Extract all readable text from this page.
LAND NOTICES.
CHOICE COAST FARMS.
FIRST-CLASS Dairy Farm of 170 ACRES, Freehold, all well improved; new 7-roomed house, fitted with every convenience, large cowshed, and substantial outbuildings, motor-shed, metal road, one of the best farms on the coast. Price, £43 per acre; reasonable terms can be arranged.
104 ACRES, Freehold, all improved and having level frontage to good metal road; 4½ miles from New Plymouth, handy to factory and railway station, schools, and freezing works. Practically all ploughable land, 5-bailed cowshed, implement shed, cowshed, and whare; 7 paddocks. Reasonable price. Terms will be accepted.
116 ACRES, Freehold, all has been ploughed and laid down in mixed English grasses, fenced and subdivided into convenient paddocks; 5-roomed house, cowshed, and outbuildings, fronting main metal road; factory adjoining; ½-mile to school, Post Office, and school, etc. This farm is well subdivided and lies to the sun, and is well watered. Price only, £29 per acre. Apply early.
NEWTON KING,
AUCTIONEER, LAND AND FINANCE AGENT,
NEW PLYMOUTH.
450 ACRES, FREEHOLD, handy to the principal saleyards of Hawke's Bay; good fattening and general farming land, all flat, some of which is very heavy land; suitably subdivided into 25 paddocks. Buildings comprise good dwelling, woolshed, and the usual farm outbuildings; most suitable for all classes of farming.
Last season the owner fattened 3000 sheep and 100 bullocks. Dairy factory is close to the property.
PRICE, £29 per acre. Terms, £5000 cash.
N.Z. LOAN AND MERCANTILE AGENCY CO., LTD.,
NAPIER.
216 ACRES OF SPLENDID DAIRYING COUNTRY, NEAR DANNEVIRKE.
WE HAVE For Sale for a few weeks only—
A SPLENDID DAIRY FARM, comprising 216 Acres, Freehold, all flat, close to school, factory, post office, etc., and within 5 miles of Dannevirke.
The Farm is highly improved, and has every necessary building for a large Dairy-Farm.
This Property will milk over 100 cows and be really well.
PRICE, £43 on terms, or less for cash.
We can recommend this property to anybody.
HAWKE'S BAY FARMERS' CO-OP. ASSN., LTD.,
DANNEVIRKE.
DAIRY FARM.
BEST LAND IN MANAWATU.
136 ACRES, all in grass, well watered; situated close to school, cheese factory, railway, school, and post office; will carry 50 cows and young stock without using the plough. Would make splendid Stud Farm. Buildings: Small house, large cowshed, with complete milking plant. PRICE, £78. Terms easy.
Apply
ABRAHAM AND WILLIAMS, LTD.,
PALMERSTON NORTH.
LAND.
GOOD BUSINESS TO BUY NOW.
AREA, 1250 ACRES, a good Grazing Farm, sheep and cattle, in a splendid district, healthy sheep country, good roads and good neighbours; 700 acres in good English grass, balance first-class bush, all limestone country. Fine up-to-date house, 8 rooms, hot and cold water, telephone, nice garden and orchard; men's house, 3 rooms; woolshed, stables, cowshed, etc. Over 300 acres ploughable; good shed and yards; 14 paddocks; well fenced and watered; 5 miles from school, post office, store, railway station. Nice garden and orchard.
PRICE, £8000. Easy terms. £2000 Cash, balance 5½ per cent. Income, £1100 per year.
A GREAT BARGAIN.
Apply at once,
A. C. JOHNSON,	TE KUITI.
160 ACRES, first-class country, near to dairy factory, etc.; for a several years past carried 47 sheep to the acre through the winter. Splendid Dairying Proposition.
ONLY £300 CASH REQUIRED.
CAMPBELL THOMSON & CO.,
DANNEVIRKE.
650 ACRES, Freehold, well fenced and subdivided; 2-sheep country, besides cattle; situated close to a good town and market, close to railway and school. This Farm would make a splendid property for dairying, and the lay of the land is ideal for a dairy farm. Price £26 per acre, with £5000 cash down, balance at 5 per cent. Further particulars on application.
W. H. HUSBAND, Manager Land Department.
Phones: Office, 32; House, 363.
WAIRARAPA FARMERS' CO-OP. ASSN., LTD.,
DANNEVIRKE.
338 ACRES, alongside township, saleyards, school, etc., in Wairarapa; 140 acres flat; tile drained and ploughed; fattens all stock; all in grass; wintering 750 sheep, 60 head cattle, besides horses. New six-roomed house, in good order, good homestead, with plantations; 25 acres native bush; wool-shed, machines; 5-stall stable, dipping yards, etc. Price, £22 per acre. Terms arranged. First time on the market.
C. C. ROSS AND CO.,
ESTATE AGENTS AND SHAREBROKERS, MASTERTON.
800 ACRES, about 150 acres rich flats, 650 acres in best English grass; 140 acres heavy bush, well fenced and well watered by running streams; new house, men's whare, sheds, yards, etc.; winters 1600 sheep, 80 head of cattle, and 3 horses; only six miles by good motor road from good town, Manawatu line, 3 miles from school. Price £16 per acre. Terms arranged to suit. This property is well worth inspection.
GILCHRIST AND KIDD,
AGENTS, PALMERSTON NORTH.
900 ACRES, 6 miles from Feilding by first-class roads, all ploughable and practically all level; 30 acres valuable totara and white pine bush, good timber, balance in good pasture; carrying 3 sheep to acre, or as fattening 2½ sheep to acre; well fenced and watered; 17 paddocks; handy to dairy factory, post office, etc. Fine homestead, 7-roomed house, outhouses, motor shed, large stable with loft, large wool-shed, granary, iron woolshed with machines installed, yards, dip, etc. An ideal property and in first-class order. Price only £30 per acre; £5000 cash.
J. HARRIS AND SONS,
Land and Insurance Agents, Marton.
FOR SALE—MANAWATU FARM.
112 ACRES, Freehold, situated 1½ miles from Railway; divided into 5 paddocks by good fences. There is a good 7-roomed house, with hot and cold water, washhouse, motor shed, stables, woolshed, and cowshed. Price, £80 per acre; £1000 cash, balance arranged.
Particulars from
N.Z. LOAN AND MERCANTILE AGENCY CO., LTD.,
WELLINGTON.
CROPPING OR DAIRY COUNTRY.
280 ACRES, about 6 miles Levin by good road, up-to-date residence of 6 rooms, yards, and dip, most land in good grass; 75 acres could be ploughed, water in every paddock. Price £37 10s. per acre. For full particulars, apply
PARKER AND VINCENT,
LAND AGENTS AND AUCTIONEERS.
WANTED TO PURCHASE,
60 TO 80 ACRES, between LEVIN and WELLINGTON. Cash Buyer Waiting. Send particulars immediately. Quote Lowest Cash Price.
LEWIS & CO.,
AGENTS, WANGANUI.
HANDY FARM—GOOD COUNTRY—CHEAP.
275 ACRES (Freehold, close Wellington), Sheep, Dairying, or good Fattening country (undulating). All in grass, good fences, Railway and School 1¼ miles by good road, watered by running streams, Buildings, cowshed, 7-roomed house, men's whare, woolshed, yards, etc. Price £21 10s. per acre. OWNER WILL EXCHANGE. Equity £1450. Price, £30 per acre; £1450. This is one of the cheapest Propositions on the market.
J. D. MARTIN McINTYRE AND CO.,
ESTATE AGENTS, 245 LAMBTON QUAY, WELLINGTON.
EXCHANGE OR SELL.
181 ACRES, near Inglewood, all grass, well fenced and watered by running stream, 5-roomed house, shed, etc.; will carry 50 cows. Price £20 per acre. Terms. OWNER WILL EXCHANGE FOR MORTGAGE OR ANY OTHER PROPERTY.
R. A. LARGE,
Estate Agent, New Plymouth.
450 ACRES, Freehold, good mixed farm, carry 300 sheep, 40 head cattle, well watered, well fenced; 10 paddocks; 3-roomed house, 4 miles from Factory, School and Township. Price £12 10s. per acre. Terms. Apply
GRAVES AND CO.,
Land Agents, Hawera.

What you have to do - Reproduce the records above exactly.

The reply -
Extract all readable text from this page.
LAND NOTICES.
CHOICE COAST FARMS.
FIRST-CLASS Dairy Farm of 170 ACRES, Freehold, all well improved; new 7-roomed house, fitted with every convenience, large cowshed, and substantial outbuildings, motor-shed, metal road, one of the best farms on the coast. Price, £43 per acre; reasonable terms can be arranged.
104 ACRES, Freehold, all improved and having level frontage to good metal road; 4½ miles from New Plymouth, handy to factory and railway station, schools, and freezing works. Practically all ploughable land, 5-bailed cowshed, implement shed, cowshed, and whare; 7 paddocks. Reasonable price. Terms will be accepted.
116 ACRES, Freehold, all has been ploughed and laid down in mixed English grasses, fenced and subdivided into convenient paddocks; 5-roomed house, cowshed, and outbuildings, fronting main metal road; factory adjoining; ½-mile to school, Post Office, and school, etc. This farm is well subdivided and lies to the sun, and is well watered. Price only, £29 per acre. Apply early.
NEWTON KING,
AUCTIONEER, LAND AND FINANCE AGENT,
NEW PLYMOUTH.
450 ACRES, FREEHOLD, handy to the principal saleyards of Hawke's Bay; good fattening and general farming land, all flat, some of which is very heavy land; suitably subdivided into 25 paddocks. Buildings comprise good dwelling, woolshed, and the usual farm outbuildings; most suitable for all classes of farming.
Last season the owner fattened 3000 sheep and 100 bullocks. Dairy factory is close to the property.
PRICE, £29 per acre. Terms, £5000 cash.
N.Z. LOAN AND MERCANTILE AGENCY CO., LTD.,
NAPIER.
216 ACRES OF SPLENDID DAIRYING COUNTRY, NEAR DANNEVIRKE.
WE HAVE For Sale for a few weeks only—
A SPLENDID DAIRY FARM, comprising 216 Acres, Freehold, all flat, close to school, factory, post office, etc., and within 5 miles of Dannevirke.
The Farm is highly improved, and has every necessary building for a large Dairy-Farm.
This Property will milk over 100 cows and be really well.
PRICE, £43 on terms, or less for cash.
We can recommend this property to anybody.
HAWKE'S BAY FARMERS' CO-OP. ASSN., LTD.,
DANNEVIRKE.
DAIRY FARM.
BEST LAND IN MANAWATU.
136 ACRES, all in grass, well watered; situated close to school, cheese factory, railway, school, and post office; will carry 50 cows and young stock without using the plough. Would make splendid Stud Farm. Buildings: Small house, large cowshed, with complete milking plant. PRICE, £78. Terms easy.
Apply
ABRAHAM AND WILLIAMS, LTD.,
PALMERSTON NORTH.
LAND.
GOOD BUSINESS TO BUY NOW.
AREA, 1250 ACRES, a good Grazing Farm, sheep and cattle, in a splendid district, healthy sheep country, good roads and good neighbours; 700 acres in good English grass, balance first-class bush, all limestone country. Fine up-to-date house, 8 rooms, hot and cold water, telephone, nice garden and orchard; men's house, 3 rooms; woolshed, stables, cowshed, etc. Over 300 acres ploughable; good shed and yards; 14 paddocks; well fenced and watered; 5 miles from school, post office, store, railway station. Nice garden and orchard.
PRICE, £8000. Easy terms. £2000 Cash, balance 5½ per cent. Income, £1100 per year.
A GREAT BARGAIN.
Apply at once,
A. C. JOHNSON,	TE KUITI.
160 ACRES, first-class country, near to dairy factory, etc.; for a several years past carried 47 sheep to the acre through the winter. Splendid Dairying Proposition.
ONLY £300 CASH REQUIRED.
CAMPBELL THOMSON & CO.,
DANNEVIRKE.
650 ACRES, Freehold, well fenced and subdivided; 2-sheep country, besides cattle; situated close to a good town and market, close to railway and school. This Farm would make a splendid property for dairying, and the lay of the land is ideal for a dairy farm. Price £26 per acre, with £5000 cash down, balance at 5 per cent. Further particulars on application.
W. H. HUSBAND, Manager Land Department.
Phones: Office, 32; House, 363.
WAIRARAPA FARMERS' CO-OP. ASSN., LTD.,
DANNEVIRKE.
338 ACRES, alongside township, saleyards, school, etc., in Wairarapa; 140 acres flat; tile drained and ploughed; fattens all stock; all in grass; wintering 750 sheep, 60 head cattle, besides horses. New six-roomed house, in good order, good homestead, with plantations; 25 acres native bush; wool-shed, machines; 5-stall stable, dipping yards, etc. Price, £22 per acre. Terms arranged. First time on the market.
C. C. ROSS AND CO.,
ESTATE AGENTS AND SHAREBROKERS, MASTERTON.
800 ACRES, about 150 acres rich flats, 650 acres in best English grass; 140 acres heavy bush, well fenced and well watered by running streams; new house, men's whare, sheds, yards, etc.; winters 1600 sheep, 80 head of cattle, and 3 horses; only six miles by good motor road from good town, Manawatu line, 3 miles from school. Price £16 per acre. Terms arranged to suit. This property is well worth inspection.
GILCHRIST AND KIDD,
AGENTS, PALMERSTON NORTH.
900 ACRES, 6 miles from Feilding by first-class roads, all ploughable and practically all level; 30 acres valuable totara and white pine bush, good timber, balance in good pasture; carrying 3 sheep to acre, or as fattening 2½ sheep to acre; well fenced and watered; 17 paddocks; handy to dairy factory, post office, etc. Fine homestead, 7-roomed house, outhouses, motor shed, large stable with loft, large wool-shed, granary, iron woolshed with machines installed, yards, dip, etc. An ideal property and in first-class order. Price only £30 per acre; £5000 cash.
J. HARRIS AND SONS,
Land and Insurance Agents, Marton.
FOR SALE—MANAWATU FARM.
112 ACRES, Freehold, situated 1½ miles from Railway; divided into 5 paddocks by good fences. There is a good 7-roomed house, with hot and cold water, washhouse, motor shed, stables, woolshed, and cowshed. Price, £80 per acre; £1000 cash, balance arranged.
Particulars from
N.Z. LOAN AND MERCANTILE AGENCY CO., LTD.,
WELLINGTON.
CROPPING OR DAIRY COUNTRY.
280 ACRES, about 6 miles Levin by good road, up-to-date residence of 6 rooms, yards, and dip, most land in good grass; 75 acres could be ploughed, water in every paddock. Price £37 10s. per acre. For full particulars, apply
PARKER AND VINCENT,
LAND AGENTS AND AUCTIONEERS.
WANTED TO PURCHASE,
60 TO 80 ACRES, between LEVIN and WELLINGTON. Cash Buyer Waiting. Send particulars immediately. Quote Lowest Cash Price.
LEWIS & CO.,
AGENTS, WANGANUI.
HANDY FARM—GOOD COUNTRY—CHEAP.
275 ACRES (Freehold, close Wellington), Sheep, Dairying, or good Fattening country (undulating). All in grass, good fences, Railway and School 1¼ miles by good road, watered by running streams, Buildings, cowshed, 7-roomed house, men's whare, woolshed, yards, etc. Price £21 10s. per acre. OWNER WILL EXCHANGE. Equity £1450. Price, £30 per acre; £1450. This is one of the cheapest Propositions on the market.
J. D. MARTIN McINTYRE AND CO.,
ESTATE AGENTS, 245 LAMBTON QUAY, WELLINGTON.
EXCHANGE OR SELL.
181 ACRES, near Inglewood, all grass, well fenced and watered by running stream, 5-roomed house, shed, etc.; will carry 50 cows. Price £20 per acre. Terms. OWNER WILL EXCHANGE FOR MORTGAGE OR ANY OTHER PROPERTY.
R. A. LARGE,
Estate Agent, New Plymouth.
450 ACRES, Freehold, good mixed farm, carry 300 sheep, 40 head cattle, well watered, well fenced; 10 paddocks; 3-roomed house, 4 miles from Factory, School and Township. Price £12 10s. per acre. Terms. Apply
GRAVES AND CO.,
Land Agents, Hawera.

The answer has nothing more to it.